Top of PROVIDED PASSAGE

As spring slowly gives way to summer, picnic season is revving up and we here at the Vault can’t wait to throw together some amuse-bouches, a bottle of wine and a park-friendly sheet [extra points for red gingham] and head out for some much-needed rest and relaxation en plein air! Documenting picnics arguably began with the Impressionist movement, as painters like Claude Monet, Edouard Manet, Camille Pissaro and more made it their mission to document the haute bourgeoisie enjoying an afternoon in the proverbial park, capturing the fall of light and shadow and the activities of everyday life. Of course, documenting picnics ‘at home’ became easier with the advent of photography, and given the picnic’s status– generally speaking– as a familial event or celebration amongst friends and clubs, inspirational photos throughout the 20th century are plentiful.

Bottom of PROVIDED PASSAGE
Top of PROVIDED INFORMATION

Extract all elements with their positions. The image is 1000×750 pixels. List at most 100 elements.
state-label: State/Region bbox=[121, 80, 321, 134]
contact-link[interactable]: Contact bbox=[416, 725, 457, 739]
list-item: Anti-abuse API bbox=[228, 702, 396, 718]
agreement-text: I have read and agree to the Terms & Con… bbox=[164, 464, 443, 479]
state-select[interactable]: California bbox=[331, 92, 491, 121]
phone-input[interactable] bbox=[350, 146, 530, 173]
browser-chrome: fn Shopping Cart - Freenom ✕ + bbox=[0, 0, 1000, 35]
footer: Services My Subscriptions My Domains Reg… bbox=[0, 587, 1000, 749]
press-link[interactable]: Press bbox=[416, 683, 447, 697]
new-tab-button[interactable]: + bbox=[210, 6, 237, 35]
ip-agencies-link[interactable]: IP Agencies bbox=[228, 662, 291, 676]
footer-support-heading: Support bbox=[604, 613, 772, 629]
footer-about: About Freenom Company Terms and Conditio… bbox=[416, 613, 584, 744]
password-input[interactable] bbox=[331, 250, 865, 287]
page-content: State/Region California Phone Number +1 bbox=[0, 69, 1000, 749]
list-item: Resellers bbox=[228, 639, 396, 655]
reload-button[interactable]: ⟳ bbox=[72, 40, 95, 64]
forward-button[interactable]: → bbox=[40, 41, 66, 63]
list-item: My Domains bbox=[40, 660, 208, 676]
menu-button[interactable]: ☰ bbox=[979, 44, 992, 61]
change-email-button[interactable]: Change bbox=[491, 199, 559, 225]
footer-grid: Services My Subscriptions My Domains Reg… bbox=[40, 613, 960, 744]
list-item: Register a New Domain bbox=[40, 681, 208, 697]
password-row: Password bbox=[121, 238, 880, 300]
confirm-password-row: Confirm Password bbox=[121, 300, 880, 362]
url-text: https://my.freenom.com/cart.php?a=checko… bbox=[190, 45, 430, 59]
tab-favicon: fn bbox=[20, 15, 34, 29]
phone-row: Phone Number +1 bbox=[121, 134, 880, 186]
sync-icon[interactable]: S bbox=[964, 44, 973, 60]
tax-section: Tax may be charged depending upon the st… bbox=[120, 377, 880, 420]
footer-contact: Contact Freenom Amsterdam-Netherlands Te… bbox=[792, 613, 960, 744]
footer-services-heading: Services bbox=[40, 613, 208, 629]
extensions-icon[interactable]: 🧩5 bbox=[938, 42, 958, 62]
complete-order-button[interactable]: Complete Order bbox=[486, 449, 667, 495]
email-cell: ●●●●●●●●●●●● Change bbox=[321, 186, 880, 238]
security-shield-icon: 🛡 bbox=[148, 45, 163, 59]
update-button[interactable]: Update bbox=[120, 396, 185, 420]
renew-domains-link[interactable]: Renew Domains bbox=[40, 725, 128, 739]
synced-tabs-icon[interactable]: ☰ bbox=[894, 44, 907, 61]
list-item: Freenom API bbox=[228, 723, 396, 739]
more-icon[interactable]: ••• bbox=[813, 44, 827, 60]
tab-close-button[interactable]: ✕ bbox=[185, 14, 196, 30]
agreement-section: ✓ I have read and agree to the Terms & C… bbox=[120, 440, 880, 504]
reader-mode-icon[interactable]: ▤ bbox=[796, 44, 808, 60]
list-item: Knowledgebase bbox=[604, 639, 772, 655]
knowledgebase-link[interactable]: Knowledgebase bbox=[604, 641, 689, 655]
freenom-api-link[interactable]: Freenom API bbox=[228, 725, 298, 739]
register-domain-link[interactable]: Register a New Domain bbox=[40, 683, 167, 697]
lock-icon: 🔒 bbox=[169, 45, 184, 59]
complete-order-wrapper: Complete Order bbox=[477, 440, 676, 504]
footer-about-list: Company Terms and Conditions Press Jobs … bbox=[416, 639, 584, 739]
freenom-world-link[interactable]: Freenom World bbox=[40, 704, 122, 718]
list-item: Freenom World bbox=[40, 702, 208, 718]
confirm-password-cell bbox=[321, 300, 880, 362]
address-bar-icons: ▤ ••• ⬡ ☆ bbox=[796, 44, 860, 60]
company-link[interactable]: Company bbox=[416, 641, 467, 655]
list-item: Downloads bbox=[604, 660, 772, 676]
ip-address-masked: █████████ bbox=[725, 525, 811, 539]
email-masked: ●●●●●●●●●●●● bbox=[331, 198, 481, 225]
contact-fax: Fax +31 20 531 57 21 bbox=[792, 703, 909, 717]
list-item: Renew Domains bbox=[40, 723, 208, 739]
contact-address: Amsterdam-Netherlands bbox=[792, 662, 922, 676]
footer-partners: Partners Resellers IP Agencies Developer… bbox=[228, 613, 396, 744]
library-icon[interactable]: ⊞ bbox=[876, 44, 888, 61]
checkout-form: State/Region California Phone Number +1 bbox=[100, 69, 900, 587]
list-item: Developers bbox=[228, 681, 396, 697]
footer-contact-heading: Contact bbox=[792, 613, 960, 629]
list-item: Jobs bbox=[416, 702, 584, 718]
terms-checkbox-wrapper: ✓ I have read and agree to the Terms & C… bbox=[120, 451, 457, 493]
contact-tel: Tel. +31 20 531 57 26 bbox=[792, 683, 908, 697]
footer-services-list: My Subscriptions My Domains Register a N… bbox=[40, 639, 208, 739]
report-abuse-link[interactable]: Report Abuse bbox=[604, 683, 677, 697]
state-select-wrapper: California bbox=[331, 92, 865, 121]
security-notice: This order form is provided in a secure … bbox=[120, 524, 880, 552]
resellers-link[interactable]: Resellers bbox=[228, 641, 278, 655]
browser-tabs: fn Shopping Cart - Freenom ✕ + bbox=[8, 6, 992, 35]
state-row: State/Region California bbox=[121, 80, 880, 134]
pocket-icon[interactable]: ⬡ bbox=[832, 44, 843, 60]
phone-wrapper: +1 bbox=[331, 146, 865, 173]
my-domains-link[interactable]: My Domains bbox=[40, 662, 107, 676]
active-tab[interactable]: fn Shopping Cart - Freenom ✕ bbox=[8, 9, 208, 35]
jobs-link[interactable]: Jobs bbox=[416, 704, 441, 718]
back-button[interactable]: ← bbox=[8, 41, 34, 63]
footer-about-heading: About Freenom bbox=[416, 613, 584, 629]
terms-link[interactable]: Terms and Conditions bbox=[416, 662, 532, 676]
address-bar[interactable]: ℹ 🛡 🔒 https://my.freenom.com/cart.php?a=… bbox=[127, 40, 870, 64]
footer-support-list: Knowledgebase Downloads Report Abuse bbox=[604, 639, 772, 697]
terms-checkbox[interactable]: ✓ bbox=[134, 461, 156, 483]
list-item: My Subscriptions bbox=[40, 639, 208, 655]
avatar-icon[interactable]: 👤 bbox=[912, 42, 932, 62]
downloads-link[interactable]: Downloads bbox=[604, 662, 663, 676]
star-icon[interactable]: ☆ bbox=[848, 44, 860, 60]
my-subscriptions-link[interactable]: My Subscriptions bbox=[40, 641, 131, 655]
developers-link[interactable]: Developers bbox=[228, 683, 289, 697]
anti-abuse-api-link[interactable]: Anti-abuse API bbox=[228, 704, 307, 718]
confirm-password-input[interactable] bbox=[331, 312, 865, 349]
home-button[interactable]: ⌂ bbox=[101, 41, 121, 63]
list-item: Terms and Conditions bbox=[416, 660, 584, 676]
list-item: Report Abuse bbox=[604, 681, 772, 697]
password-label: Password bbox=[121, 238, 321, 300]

Bottom of PROVIDED INFORMATION

◆ **WORK INSTRUCTIONS**
According to the picnic text, which art movement arguably began the documenting of picnics? Please treat the records as material separate from the picnic text.

◆ **SOLVED PROBLEM**
The Impressionist movement.